[DESCRIPTION DE LA TÂCHE]
Poursuivez le texte sur le recrutement sans CV à La Maison Métropolitaine d’Insertion pour l’Emploi, en reprenant juste après sa dernière phrase.

[TEXTE FOURNI]
Recruter de manière plus inclusive à La Maison Métropolitaine d’Insertion pour l’Emploi 

Maxime Bontemps, RRH et manager à La Maison Métropolitaine d’Insertion pour l’Emploi, basée à Lyon, a mis en place le recrutement sans CV : « Nous avions deux enjeux : aligner nos propres processus sur notre mission d’inclusion et attirer plus de candidats en accord avec notre culture ». L’approche se veut axée sur les compétences, la personnalité et le potentiel des candidats. Quant au processus, la diffusion des offres se fait soit via des plateformes classiques telles que l’APEC et France Travail, sans solliciter de CV, soit par un post LinkedIn qui renvoie – dans les deux cas – vers un questionnaire. « Les questions visent à éliminer les biais cognitifs et à évaluer les compétences ainsi que les motivations des candidats, indépendamment du diplôme ou de leurs expériences antérieures. » Les personnes sélectionnées ont ensuite deux entretiens à passer. Le premier consiste en un échange téléphonique avant de rencontrer conjointement le responsable des ressources humaines et le manager du département concerné. « Cette configuration en tandem garantit une évaluation cohérente entre les différents interlocuteurs et le candidat tout au long du processus. » Ce changement exige une remise en question des pratiques de recrutement et managériales qu’il faut accompagner par la sensibilisation et la formation : « Cela prend du temps, il ne faut pas hésiter à tester pour identifier ce qui fonctionne le mieux », souligne Maxime Bontemps.

[Données de compréhension de documents]
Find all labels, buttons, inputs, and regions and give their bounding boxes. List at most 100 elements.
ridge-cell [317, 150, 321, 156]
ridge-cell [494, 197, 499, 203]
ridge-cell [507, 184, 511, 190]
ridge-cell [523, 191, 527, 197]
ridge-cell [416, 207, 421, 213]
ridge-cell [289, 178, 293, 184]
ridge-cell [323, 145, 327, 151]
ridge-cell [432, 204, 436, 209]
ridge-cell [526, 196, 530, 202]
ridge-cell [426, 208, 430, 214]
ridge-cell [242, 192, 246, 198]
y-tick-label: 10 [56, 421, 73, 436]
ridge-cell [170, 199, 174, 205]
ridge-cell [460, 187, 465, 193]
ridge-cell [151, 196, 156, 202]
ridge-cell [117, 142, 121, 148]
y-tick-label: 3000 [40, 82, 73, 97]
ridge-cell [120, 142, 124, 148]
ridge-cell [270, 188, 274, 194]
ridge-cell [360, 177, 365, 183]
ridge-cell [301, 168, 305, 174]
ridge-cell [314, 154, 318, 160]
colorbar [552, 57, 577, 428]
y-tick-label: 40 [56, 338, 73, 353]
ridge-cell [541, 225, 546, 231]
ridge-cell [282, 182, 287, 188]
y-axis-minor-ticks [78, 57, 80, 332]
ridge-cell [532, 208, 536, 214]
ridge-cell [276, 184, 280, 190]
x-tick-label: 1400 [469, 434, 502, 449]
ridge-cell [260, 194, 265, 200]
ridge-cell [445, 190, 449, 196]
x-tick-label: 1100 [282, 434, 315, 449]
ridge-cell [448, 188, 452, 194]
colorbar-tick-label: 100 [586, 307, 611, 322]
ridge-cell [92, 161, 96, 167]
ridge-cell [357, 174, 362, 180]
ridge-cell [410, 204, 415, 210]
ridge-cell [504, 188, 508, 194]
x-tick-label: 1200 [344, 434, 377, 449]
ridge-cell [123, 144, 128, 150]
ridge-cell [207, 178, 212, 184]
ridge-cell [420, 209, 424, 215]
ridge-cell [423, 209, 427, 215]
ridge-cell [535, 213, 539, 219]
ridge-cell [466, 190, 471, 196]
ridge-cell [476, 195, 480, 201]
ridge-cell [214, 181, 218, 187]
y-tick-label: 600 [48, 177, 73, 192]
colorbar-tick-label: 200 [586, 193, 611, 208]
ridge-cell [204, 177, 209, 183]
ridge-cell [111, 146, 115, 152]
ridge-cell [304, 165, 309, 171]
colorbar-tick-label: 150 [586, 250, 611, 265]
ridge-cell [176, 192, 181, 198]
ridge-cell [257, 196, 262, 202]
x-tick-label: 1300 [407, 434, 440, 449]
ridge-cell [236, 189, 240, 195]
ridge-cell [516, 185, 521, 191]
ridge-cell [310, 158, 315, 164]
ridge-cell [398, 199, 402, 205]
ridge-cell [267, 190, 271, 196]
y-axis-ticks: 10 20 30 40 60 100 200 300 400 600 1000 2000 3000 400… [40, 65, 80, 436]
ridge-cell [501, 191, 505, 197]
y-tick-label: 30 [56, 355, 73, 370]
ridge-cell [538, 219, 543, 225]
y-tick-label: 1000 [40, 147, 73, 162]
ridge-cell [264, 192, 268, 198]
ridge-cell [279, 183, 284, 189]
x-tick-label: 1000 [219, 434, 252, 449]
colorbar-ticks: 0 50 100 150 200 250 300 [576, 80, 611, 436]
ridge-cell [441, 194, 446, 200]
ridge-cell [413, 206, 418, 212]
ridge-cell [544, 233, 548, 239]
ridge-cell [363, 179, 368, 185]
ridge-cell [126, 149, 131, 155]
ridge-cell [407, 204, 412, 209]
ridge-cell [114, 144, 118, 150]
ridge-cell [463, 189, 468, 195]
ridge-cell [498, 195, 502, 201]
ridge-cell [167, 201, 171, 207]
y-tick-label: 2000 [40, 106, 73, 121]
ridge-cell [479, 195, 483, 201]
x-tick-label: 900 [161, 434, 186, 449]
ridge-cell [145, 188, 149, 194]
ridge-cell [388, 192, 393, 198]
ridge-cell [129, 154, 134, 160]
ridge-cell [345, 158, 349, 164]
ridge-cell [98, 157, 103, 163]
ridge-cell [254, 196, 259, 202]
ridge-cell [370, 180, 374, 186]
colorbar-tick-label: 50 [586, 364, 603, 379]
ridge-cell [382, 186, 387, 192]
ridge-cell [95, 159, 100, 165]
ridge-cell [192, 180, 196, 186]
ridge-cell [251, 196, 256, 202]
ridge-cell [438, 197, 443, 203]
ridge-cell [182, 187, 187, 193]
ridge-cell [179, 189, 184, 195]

[RÉPONSE]
Transformer ses espaces de travail pour collaborer autrement à la Région Île-de-France

La Région Île-de-France a entrepris des innovations notoires autour de l’expérience collaborateur depuis 2016. L’élément déclencheur a été le déménagement du siège régional, lancé la même année. « Ce changement spatial a été l’opportunité de repenser l’organisation du travail, la modernisation de l’administration ainsi qu’une refonte du rôle des managers », explique Guillaume Aubin, directeur de l’expérience travail à la Région Île-De-France. En 2018, le siège flambant neuf adopte une configuration en open space, abolissant les bureaux statutaires et les postes de travail fermés. La transformation se poursuit : « L’introduction du télétravail puis, dans la foulée, du flex office, a enjoint les managers à collaborer autrement avec leurs équipes. » Ce changement culturel et organisationnel – qui s’inscrit sur un temps long – est porté, entre autres, par le Campus des Cadres : une université managériale proposant des formations, des conférences et des échanges avec des intervenants extérieurs. L’autre levier de changement majeur est l’incubateur interne situé au cœur des locaux. Une soixantaine start-ups à impact (RSE, handicap et sport) y développent leur projet avec le soutien des agents de la Région Île-de-France. Par capillarité, les équipes évoluent au contact de méthodes de travail plus agiles. « Ces initiatives contribuent à dynamiser l’espace de travail et à renforcer l’image de l’administration publique en tant qu’acteur majeur de l’innovation sociale et managériale », souligne Guillaume Aubin.